WORK REQUIRED:
Copy out, word for word, the part of the data that opens with the line containing "Patent image size: (522, 537)." and closes with the line containing "The positive terminal 11b is at (270, 160).", keeping both of those lines.

##### MATERIAL SHOWN

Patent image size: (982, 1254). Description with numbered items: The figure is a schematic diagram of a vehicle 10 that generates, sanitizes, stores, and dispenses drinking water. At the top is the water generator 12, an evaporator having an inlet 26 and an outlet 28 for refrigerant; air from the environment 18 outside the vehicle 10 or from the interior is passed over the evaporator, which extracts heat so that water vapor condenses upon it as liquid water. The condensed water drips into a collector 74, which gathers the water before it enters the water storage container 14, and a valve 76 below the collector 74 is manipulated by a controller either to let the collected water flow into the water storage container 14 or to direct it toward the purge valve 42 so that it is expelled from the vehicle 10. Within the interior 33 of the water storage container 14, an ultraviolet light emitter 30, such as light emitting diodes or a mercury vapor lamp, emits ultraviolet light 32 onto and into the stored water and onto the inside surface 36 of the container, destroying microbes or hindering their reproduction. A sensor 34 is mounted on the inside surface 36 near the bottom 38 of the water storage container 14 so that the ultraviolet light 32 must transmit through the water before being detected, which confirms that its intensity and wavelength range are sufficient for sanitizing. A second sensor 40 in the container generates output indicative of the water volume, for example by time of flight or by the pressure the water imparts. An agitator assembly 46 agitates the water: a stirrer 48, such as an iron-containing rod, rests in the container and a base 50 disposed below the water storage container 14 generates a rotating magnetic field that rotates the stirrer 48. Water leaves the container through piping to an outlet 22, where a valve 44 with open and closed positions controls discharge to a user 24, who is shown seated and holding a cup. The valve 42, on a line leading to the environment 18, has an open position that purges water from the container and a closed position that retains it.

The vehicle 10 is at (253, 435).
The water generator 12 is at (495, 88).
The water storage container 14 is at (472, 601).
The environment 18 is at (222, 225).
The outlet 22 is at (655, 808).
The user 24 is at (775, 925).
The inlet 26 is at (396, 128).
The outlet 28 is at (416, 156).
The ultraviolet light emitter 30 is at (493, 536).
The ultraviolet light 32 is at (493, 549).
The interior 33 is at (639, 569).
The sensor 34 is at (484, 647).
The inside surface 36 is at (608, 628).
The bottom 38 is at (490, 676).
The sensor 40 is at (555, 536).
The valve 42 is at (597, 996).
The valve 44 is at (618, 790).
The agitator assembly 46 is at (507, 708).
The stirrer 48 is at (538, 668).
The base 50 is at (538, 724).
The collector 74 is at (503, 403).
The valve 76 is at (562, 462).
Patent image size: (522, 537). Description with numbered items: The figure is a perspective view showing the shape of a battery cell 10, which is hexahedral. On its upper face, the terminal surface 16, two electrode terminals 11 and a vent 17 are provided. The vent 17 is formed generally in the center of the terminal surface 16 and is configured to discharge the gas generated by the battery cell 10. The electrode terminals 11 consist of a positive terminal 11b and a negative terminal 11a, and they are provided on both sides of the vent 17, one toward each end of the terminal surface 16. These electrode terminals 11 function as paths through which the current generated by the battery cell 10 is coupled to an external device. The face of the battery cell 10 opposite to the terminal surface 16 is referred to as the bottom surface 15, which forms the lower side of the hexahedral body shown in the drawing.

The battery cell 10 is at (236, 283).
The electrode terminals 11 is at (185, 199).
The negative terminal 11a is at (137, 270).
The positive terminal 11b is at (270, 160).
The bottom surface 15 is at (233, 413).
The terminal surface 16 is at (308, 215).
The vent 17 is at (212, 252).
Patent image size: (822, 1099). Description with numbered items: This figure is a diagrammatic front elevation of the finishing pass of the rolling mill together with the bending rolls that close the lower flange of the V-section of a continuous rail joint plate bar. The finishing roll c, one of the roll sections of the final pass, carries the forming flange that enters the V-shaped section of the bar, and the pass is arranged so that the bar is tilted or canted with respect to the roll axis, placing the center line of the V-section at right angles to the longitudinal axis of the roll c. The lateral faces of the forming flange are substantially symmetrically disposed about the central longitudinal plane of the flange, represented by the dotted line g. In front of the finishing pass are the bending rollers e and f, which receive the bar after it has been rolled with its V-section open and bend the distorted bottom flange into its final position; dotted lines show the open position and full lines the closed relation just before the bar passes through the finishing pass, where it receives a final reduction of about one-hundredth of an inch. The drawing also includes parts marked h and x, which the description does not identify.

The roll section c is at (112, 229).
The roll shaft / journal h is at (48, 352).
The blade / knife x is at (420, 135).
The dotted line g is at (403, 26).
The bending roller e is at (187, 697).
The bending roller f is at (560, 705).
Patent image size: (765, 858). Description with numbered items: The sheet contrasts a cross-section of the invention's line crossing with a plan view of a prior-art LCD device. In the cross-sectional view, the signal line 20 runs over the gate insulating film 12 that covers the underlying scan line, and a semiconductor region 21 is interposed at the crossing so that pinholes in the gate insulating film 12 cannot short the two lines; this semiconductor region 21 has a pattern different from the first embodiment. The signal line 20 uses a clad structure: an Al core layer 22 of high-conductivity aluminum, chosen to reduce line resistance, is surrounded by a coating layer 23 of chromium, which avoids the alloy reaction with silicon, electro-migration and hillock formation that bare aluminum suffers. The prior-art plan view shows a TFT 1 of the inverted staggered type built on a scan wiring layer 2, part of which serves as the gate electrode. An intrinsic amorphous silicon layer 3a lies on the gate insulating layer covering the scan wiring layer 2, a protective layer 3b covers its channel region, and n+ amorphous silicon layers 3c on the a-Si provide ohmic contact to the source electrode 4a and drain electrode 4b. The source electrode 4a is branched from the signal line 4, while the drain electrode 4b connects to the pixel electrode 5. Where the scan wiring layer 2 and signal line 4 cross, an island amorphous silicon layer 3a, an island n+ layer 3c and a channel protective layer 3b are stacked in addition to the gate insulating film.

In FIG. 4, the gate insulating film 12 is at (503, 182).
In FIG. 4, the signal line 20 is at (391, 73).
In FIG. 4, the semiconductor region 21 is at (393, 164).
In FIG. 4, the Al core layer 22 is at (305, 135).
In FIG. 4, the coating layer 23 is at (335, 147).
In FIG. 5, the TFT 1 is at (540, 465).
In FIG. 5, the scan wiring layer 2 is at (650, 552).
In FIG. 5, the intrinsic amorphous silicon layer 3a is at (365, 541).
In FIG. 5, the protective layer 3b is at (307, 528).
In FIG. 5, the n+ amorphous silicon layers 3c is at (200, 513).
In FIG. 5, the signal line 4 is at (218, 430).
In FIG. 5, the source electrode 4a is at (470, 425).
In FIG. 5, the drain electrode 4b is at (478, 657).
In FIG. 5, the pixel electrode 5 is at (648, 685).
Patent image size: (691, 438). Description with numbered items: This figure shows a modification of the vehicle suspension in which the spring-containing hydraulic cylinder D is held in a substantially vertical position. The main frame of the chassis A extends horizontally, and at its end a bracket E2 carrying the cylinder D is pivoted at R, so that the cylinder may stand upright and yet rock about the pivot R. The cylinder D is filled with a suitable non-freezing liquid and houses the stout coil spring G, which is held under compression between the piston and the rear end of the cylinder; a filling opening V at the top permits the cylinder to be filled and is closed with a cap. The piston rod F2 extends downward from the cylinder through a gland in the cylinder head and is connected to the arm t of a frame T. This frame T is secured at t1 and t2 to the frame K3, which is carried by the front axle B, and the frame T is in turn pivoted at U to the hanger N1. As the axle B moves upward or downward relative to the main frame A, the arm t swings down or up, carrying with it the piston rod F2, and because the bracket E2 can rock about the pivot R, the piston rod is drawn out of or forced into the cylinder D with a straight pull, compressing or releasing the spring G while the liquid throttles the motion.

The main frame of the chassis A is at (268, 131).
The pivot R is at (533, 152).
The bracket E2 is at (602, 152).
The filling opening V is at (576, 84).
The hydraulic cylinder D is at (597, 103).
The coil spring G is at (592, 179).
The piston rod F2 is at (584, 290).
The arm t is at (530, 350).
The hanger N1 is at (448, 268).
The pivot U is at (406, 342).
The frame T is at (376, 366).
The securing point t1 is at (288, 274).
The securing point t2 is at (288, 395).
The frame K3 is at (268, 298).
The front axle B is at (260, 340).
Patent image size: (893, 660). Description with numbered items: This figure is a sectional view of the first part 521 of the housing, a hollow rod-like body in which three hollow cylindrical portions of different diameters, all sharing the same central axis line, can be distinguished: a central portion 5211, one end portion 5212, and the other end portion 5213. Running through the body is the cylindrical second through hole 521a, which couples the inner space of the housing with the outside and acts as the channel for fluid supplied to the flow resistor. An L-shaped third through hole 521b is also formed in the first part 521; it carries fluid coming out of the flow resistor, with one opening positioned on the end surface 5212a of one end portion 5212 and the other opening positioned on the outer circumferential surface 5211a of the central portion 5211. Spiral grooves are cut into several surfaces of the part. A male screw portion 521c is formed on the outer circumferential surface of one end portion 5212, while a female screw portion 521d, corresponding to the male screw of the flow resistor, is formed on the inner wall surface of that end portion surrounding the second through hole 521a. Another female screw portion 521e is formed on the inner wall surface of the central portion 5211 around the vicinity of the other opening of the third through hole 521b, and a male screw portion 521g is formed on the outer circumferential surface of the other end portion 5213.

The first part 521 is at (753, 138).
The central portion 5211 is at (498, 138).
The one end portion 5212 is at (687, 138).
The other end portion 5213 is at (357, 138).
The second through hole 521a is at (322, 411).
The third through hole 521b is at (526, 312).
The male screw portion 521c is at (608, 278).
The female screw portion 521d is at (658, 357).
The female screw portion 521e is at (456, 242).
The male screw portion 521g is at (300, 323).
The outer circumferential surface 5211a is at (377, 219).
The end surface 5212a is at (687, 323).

##########

RESPONSE TO THE EXERCISE:
Patent image size: (522, 537). Description with numbered items: The figure is a perspective view showing the shape of a battery cell 10, which is hexahedral. On its upper face, the terminal surface 16, two electrode terminals 11 and a vent 17 are provided. The vent 17 is formed generally in the center of the terminal surface 16 and is configured to discharge the gas generated by the battery cell 10. The electrode terminals 11 consist of a positive terminal 11b and a negative terminal 11a, and they are provided on both sides of the vent 17, one toward each end of the terminal surface 16. These electrode terminals 11 function as paths through which the current generated by the battery cell 10 is coupled to an external device. The face of the battery cell 10 opposite to the terminal surface 16 is referred to as the bottom surface 15, which forms the lower side of the hexahedral body shown in the drawing.

The battery cell 10 is at (236, 283).
The electrode terminals 11 is at (185, 199).
The negative terminal 11a is at (137, 270).
The positive terminal 11b is at (270, 160).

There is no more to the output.